REQUIREMENTS. The listing beneath should be written out in full, exactly as shown.

PROVIDED RECORDS.
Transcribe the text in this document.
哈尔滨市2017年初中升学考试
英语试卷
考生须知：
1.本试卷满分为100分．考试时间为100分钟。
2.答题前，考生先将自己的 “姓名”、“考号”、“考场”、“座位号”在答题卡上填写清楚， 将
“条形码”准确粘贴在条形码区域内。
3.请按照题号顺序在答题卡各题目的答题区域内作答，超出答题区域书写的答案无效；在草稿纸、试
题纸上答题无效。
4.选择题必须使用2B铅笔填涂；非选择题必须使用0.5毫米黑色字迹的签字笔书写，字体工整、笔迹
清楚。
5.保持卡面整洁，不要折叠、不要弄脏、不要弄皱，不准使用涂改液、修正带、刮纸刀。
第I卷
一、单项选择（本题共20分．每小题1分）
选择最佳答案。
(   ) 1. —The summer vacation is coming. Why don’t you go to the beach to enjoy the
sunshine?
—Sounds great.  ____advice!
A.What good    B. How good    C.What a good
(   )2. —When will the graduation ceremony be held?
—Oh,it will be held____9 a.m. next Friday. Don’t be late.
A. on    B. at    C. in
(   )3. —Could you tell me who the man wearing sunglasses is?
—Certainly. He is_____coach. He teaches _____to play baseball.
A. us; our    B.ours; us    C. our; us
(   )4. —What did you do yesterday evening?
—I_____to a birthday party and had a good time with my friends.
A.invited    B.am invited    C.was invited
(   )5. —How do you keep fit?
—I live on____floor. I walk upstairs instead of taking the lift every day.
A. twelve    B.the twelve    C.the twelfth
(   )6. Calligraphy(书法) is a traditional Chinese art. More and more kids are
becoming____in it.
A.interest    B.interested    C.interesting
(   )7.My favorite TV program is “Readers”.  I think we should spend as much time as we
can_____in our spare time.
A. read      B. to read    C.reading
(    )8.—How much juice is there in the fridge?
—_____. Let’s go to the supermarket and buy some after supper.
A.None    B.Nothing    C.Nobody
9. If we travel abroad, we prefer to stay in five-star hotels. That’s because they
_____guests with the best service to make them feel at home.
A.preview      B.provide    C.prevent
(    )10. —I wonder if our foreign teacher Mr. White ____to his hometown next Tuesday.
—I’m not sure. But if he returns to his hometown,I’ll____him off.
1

OUTPUT FOR THIS EXERCISE.
Transcribe the text in this document.
哈尔滨市2017年初中升学考试
英语试卷
考生须知：
1.本试卷满分为100分．考试时间为100分钟。
2.答题前，考生先将自己的 “姓名”、“考号”、“考场”、“座位号”在答题卡上填写清楚， 将
“条形码”准确粘贴在条形码区域内。
3.请按照题号顺序在答题卡各题目的答题区域内作答，超出答题区域书写的答案无效；在草稿纸、试
题纸上答题无效。
4.选择题必须使用2B铅笔填涂；非选择题必须使用0.5毫米黑色字迹的签字笔书写，字体工整、笔迹
清楚。
5.保持卡面整洁，不要折叠、不要弄脏、不要弄皱，不准使用涂改液、修正带、刮纸刀。
第I卷
一、单项选择（本题共20分．每小题1分）
选择最佳答案。
(   ) 1. —The summer vacation is coming. Why don’t you go to the beach to enjoy the
sunshine?
—Sounds great.  ____advice!
A.What good    B. How good    C.What a good
(   )2. —When will the graduation ceremony be held?
—Oh,it will be held____9 a.m. next Friday. Don’t be late.
A. on    B. at    C. in
(   )3. —Could you tell me who the man wearing sunglasses is?
—Certainly. He is_____coach. He teaches _____to play baseball.
A. us; our    B.ours; us    C. our; us
(   )4. —What did you do yesterday evening?
—I_____to a birthday party and had a good time with my friends.
A.invited    B.am invited    C.was invited
(   )5. —How do you keep fit?
—I live on____floor. I walk upstairs instead of taking the lift every day.
A. twelve    B.the twelve    C.the twelfth
(   )6. Calligraphy(书法) is a traditional Chinese art. More and more kids are
becoming____in it.
A.interest    B.interested    C.interesting
(   )7.My favorite TV program is “Readers”.  I think we should spend as much time as we
can_____in our spare time.
A. read      B. to read    C.reading
(    )8.—How much juice is there in the fridge?
—_____. Let’s go to the supermarket and buy some after supper.
A.None    B.Nothing    C.Nobody
9. If we travel abroad, we prefer to stay in five-star hotels. That’s because they
_____guests with the best service to make them feel at home.
A.preview      B.provide    C.prevent
(    )10. —I wonder if our foreign teacher Mr. White ____to his hometown next Tuesday.
—I’m not sure. But if he returns to his hometown,I’ll____him off.
1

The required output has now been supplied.